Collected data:
* begin *

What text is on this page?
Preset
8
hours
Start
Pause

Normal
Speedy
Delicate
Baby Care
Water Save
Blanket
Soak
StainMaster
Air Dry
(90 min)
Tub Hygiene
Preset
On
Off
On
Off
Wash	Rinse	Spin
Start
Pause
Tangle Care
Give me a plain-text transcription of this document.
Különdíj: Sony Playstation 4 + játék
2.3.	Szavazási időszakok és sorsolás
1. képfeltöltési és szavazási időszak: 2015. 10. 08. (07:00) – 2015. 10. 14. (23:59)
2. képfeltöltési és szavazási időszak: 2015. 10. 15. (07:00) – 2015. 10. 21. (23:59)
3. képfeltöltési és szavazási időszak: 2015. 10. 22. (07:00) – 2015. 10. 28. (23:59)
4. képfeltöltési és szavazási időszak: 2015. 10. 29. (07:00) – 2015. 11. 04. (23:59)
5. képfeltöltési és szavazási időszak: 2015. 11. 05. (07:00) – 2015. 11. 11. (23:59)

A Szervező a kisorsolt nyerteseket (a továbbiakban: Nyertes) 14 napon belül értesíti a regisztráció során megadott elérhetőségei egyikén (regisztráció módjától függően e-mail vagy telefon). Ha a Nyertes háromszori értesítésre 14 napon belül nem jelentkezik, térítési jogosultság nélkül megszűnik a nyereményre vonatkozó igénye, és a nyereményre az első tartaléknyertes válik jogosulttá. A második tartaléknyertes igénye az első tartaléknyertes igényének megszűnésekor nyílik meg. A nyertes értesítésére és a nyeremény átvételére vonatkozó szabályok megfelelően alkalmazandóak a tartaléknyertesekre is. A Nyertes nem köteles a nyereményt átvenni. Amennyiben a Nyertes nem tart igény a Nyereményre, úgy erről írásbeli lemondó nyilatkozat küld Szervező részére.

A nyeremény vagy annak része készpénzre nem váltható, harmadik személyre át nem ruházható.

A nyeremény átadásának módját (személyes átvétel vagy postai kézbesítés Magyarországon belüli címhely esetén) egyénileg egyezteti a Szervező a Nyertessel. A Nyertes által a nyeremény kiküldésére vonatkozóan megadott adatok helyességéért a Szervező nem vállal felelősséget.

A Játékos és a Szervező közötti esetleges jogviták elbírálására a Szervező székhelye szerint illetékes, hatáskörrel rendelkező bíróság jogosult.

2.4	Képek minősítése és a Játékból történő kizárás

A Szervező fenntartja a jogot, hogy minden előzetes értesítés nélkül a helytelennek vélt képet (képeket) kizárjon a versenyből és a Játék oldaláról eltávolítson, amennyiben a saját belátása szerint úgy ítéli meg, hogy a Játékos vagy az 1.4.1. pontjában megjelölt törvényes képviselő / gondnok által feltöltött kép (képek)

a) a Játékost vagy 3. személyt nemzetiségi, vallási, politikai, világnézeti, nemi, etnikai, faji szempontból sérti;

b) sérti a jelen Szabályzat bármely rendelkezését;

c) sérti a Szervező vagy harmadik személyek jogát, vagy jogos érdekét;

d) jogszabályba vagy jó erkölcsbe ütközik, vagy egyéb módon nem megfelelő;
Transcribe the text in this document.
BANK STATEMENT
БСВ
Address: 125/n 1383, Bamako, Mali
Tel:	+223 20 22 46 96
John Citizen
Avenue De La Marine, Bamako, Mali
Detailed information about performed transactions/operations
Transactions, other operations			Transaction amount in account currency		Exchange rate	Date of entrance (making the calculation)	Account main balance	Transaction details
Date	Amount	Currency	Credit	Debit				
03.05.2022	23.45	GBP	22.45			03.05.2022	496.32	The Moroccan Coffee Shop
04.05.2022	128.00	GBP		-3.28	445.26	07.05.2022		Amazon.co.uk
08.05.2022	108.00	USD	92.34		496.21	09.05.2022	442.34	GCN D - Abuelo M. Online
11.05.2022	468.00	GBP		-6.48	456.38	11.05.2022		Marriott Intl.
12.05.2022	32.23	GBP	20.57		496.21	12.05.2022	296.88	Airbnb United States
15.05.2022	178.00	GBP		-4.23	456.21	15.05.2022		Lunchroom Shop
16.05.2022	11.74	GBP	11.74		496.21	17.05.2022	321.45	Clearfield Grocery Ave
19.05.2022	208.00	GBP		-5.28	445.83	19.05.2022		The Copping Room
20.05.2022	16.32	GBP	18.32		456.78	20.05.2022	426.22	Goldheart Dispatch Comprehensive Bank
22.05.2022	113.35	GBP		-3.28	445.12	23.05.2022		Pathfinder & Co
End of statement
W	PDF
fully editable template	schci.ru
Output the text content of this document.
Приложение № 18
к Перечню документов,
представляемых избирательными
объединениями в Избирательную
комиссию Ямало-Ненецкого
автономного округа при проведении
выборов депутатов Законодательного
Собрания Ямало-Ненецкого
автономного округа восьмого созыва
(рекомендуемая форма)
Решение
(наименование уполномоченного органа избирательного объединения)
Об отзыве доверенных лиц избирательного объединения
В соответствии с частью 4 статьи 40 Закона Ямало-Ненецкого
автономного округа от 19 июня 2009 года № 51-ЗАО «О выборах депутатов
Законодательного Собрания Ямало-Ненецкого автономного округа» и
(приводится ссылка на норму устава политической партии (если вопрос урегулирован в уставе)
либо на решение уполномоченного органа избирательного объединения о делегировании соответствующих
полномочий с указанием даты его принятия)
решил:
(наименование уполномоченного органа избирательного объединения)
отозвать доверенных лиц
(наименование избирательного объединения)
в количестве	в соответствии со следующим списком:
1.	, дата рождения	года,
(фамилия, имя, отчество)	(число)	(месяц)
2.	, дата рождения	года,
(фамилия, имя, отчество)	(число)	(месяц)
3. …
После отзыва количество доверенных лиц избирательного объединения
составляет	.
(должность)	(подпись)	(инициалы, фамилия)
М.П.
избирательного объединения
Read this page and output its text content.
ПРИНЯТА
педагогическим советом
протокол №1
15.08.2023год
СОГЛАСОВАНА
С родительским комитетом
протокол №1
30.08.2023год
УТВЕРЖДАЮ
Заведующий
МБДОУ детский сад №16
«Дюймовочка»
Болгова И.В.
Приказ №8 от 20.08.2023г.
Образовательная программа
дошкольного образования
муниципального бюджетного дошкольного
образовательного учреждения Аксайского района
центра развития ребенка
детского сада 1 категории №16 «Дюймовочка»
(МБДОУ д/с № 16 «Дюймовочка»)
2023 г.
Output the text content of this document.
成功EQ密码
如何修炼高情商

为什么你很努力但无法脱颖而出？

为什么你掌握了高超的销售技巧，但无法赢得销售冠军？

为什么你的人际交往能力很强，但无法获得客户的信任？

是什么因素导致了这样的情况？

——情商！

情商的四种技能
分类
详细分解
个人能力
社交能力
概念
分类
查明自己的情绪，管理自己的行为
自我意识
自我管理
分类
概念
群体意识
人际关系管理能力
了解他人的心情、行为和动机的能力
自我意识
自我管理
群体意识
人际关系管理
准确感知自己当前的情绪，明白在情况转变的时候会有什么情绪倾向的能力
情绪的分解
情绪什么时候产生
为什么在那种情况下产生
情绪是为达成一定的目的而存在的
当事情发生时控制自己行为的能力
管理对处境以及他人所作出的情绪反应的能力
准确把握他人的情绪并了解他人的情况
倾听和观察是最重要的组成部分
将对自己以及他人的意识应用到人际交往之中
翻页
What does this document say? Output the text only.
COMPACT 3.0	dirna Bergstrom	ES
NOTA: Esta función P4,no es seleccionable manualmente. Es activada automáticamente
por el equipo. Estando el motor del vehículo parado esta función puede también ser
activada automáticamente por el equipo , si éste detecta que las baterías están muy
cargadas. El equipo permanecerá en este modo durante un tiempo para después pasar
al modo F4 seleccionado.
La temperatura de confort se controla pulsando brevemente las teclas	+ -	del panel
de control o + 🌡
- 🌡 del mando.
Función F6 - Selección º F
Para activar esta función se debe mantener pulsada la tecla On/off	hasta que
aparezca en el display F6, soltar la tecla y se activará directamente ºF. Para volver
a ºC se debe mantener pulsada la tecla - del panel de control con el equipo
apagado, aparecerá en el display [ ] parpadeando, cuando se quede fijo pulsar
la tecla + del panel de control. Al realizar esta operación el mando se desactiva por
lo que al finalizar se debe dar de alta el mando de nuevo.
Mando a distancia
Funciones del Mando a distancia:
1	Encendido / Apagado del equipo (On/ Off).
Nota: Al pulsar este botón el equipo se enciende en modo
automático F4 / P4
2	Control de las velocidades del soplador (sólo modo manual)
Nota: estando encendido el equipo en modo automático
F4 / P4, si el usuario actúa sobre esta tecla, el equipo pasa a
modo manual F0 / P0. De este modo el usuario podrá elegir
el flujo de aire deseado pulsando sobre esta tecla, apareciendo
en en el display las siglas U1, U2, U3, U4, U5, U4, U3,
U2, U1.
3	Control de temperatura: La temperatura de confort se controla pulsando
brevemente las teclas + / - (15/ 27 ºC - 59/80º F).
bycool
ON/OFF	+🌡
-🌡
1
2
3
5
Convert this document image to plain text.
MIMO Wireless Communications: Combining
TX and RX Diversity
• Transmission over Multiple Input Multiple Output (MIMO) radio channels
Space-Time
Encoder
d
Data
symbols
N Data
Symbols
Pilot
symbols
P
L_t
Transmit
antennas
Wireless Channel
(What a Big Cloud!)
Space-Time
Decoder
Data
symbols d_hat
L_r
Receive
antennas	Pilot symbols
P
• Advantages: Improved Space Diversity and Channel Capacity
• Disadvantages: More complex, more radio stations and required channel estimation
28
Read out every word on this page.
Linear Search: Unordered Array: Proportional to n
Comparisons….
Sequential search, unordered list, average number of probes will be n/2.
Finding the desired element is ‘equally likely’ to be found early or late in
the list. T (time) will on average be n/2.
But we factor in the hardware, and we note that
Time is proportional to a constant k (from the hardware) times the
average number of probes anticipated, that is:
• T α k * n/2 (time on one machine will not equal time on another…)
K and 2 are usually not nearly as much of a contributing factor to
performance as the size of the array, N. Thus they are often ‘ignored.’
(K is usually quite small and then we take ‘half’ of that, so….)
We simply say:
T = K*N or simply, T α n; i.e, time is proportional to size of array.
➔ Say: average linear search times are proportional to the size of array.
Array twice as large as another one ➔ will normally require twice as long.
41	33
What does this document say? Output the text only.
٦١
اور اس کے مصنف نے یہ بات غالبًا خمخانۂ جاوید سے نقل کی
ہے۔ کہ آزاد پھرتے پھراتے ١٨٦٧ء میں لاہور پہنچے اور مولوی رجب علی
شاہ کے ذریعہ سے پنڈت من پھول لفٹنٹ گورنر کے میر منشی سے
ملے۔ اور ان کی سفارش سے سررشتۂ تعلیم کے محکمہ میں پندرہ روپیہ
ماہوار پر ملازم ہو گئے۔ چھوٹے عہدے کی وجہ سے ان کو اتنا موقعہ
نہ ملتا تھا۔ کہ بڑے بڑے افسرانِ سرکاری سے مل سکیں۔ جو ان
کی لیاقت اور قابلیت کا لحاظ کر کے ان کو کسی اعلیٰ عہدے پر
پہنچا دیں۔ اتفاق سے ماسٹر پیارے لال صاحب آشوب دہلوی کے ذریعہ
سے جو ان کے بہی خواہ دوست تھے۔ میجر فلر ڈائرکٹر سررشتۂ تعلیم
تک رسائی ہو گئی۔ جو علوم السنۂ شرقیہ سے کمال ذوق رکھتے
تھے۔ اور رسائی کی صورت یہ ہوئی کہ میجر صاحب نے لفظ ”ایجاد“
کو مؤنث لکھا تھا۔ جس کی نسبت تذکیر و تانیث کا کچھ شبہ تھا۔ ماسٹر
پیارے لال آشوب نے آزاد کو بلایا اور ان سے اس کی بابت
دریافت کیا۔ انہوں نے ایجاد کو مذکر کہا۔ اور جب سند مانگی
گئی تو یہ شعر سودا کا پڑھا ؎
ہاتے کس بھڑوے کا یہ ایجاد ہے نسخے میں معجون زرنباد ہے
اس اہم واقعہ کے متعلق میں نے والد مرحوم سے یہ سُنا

* end *

PROMPT:
Search the data for the word "округа" and copy each line where it appears.

RESPONSE:
автономного округа при проведении
автономного округа восьмого созыва
автономного округа от 19 июня 2009 года № 51-ЗАО «О выборах депутатов
Законодательного Собрания Ямало-Ненецкого автономного округа» и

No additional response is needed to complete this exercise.